## Complete the following
1. Answer these questions about the post on MySQL outer joins:
(a) Which book title has the id 4?
(b) Which tag name has the id 4?
(c) How many months does the writer say the JOIN Syntax section has been read three times in?
2. List every tag name in the tags table of the post on MySQL outer joins.
3. Rewrite the post on MySQL outer joins, starting with "MySQL Outer Joins" and going on through "time to summarize.", renaming "MySQL" as "MariaDB".

## Excerpt to read
────────────────
MySQL Outer Joins Accross Multiple Tables


This is the third time in as many months that I’ve had to read the MySQL Reference Manual section on JOIN Syntax, so it’s time to summarize.

For example, let’s say you have tables:

books

+----+-----------------------------------------+-----------+
| id | title                                   | is_unread |
+----+-----------------------------------------+-----------+
|  1 | Ulysses                                 |         1 | 
|  2 | The Great Gatsby                        |         0 | 
|  3 | A Portrait of the Artist as a Young Man |         1 | 
|  4 | Lolita                                  |         1 | 
|  5 | Brave New World                         |         0 | 
+----+-----------------------------------------+-----------+

tags

+----+------------+
| id | name       |
+----+------------+
|  1 | classic    | 
|  2 | fiction    | 
|  3 | irish      | 
|  4 | dystopia   | 
|  5 | literature | 
+----+------------+

books_tags

+---------+--------+
| book_id | tag_id |
+---------+--------+
|       1 |      2 | 
|       1 |      3 | 
|       2 |      2 | 
|       2 |      1 | 
|       3 |      2 | 
|       3 |      3 | 
|       4 |      2 | 
|       5 |      1 | 
|       5 |      2 | 
|       5 |      4 | 
+---------+--------+

and we want to know how many books there are with each tag in the database. We could say

SELECT t.*, COUNT(bt.book_id)
────────────────
[Annotated element listings]
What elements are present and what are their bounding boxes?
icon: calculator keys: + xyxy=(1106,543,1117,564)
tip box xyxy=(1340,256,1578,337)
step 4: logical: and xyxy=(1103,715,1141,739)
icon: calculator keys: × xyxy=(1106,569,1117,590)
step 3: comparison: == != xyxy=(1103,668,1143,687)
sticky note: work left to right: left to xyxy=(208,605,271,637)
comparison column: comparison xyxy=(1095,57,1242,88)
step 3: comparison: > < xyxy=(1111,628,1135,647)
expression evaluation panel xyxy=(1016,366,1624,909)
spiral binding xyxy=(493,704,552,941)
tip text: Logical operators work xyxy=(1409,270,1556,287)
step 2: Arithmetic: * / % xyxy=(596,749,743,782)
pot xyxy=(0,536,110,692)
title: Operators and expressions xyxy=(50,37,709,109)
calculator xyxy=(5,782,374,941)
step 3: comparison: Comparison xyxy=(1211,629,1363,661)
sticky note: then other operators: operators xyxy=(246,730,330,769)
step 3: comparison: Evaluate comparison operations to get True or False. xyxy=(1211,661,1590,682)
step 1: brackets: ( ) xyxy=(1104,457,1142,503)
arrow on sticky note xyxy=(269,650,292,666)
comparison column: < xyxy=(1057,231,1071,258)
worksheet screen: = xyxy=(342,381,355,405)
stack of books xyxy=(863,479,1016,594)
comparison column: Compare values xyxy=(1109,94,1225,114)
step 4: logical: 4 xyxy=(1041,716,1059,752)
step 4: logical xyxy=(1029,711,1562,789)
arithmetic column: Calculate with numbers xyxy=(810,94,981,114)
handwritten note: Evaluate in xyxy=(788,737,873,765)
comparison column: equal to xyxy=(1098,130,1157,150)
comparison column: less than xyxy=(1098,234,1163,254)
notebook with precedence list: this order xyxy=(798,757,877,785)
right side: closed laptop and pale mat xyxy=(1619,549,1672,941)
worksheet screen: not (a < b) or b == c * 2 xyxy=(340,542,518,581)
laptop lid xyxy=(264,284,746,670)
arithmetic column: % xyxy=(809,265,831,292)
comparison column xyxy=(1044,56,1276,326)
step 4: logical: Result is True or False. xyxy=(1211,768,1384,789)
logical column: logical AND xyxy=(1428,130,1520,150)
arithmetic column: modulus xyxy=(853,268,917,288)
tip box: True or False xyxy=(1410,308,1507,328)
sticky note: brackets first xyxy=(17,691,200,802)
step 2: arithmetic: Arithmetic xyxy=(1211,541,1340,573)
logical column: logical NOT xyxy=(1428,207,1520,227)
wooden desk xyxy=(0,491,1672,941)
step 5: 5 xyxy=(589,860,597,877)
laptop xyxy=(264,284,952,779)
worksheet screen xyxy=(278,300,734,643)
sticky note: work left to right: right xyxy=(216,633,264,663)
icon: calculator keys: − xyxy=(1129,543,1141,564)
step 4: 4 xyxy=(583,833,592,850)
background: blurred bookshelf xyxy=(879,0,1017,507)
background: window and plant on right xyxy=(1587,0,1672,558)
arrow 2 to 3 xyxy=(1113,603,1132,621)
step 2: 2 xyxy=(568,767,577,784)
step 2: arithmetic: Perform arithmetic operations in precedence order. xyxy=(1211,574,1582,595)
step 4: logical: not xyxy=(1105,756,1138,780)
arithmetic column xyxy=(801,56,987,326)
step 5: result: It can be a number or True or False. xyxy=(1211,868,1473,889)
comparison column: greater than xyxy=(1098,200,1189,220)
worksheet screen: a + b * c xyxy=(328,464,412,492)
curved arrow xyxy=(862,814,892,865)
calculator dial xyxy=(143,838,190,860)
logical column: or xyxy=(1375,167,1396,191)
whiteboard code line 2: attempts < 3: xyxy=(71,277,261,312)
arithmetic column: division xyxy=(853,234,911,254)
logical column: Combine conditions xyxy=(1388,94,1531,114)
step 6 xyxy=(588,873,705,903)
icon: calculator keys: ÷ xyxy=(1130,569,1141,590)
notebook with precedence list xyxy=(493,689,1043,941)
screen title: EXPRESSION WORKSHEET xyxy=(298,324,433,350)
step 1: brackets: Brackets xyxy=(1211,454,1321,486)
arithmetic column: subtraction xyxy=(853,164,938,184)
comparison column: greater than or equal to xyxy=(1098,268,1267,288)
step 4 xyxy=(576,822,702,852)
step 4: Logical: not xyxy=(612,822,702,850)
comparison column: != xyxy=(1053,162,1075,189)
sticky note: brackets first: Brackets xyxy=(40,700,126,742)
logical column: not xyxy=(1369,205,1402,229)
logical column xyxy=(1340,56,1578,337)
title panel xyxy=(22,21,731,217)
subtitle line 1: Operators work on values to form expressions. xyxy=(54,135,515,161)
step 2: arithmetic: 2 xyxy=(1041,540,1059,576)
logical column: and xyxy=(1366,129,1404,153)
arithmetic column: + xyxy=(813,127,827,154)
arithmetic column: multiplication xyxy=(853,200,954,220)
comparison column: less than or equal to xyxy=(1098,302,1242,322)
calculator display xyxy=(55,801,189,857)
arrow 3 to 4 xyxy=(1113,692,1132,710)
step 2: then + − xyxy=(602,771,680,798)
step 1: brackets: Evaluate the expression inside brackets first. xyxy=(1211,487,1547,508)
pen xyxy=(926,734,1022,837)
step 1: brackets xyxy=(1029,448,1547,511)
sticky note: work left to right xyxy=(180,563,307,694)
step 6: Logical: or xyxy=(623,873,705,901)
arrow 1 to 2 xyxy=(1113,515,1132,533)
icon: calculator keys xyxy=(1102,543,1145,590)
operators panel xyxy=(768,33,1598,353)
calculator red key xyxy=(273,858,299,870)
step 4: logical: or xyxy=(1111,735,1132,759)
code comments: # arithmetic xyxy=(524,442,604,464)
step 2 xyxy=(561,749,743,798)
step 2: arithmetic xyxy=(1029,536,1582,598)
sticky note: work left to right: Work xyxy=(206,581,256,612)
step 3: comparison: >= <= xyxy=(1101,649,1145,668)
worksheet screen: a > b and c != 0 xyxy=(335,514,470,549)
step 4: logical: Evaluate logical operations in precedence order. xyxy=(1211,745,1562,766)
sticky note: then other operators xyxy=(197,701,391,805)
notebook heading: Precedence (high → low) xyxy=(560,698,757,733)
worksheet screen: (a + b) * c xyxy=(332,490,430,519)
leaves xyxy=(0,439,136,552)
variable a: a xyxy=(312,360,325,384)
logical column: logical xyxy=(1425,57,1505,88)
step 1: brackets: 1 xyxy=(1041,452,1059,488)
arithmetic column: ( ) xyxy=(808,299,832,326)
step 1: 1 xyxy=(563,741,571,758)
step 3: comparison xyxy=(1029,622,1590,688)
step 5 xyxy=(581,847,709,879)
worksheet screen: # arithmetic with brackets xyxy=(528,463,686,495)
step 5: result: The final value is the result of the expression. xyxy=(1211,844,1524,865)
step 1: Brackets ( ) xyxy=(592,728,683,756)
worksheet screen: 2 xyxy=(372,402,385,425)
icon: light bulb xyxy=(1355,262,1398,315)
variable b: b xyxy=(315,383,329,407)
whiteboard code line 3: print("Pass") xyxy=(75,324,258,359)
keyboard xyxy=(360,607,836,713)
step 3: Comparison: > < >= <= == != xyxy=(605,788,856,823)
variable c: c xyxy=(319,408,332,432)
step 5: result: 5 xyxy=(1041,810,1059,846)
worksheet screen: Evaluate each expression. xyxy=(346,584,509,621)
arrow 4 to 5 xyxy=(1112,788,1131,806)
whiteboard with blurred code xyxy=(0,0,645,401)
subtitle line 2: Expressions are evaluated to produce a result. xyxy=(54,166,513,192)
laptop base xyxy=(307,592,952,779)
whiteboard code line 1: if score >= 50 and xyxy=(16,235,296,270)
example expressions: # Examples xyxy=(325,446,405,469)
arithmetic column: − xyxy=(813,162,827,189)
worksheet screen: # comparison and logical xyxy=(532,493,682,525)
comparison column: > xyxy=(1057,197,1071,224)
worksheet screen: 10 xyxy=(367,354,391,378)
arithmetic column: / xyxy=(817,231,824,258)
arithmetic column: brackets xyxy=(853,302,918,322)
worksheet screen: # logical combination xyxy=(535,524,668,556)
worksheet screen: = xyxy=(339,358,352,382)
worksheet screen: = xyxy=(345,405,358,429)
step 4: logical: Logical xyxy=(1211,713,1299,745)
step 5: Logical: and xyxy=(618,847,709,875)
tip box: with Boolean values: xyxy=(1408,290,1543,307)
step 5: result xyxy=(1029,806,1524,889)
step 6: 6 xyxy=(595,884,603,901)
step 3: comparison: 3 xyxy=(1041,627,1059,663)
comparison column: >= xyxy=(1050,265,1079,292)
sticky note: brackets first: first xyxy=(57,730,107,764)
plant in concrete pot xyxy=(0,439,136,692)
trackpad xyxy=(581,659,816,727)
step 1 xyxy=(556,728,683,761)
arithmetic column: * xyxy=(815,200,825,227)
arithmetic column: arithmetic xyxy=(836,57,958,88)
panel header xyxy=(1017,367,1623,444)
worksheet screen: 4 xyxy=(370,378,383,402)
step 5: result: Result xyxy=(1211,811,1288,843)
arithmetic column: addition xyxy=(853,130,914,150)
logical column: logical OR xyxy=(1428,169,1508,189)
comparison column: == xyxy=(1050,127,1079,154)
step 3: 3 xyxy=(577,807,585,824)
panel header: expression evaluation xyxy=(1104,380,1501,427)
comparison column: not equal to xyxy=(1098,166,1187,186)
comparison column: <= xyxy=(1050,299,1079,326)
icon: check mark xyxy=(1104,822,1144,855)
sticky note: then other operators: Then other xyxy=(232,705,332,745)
────────────────
## Responses by task
1.
(a) Lolita
(b) dystopia
(c) Three

2. classic, fiction, irish, dystopia, literature

3.
MariaDB Outer Joins Accross Multiple Tables


This is the third time in as many months that I’ve had to read the MariaDB Reference Manual section on JOIN Syntax, so it’s time to summarize.